-- Problem to solve --
From the listing below, select every line where the word "legend" appears.

* * * * *

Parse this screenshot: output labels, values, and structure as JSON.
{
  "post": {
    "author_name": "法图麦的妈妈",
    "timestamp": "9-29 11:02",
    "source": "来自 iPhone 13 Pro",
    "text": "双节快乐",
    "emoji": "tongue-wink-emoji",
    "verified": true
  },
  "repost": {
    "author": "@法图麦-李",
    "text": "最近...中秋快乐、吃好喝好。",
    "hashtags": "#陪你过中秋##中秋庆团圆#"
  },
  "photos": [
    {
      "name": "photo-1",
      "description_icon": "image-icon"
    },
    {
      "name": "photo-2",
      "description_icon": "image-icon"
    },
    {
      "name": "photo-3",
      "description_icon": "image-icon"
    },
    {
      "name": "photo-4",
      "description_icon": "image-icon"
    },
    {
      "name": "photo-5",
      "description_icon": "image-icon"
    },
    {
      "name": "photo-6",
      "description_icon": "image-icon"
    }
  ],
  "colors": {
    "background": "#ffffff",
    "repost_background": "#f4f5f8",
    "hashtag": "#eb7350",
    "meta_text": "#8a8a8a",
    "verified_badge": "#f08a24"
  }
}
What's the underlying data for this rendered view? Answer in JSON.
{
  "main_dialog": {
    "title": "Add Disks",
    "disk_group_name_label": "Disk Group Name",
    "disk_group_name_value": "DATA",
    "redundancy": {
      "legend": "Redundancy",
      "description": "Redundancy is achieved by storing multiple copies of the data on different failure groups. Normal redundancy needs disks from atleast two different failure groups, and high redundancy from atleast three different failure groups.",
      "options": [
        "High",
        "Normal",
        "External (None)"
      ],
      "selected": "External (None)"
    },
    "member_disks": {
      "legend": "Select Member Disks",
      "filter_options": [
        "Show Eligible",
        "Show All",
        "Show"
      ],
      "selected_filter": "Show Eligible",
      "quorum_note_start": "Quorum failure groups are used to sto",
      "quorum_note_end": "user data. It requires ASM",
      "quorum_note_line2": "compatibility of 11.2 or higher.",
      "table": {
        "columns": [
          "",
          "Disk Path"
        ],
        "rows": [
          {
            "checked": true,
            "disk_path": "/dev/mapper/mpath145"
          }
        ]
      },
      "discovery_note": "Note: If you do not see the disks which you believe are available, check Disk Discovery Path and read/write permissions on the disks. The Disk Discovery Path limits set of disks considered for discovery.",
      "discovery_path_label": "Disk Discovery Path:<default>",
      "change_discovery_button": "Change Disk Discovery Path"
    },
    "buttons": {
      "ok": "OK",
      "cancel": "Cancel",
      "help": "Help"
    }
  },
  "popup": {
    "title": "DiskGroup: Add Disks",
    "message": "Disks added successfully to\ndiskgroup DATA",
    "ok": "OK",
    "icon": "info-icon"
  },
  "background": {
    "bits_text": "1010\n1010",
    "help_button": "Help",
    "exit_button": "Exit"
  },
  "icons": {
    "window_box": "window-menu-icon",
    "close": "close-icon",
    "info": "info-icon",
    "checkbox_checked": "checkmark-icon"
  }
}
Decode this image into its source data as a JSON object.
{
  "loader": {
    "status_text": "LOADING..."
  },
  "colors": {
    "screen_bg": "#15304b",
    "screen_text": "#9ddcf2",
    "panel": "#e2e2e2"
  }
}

* * * * *

-- Output for this exercise --
      "legend": "Redundancy",
      "legend": "Select Member Disks",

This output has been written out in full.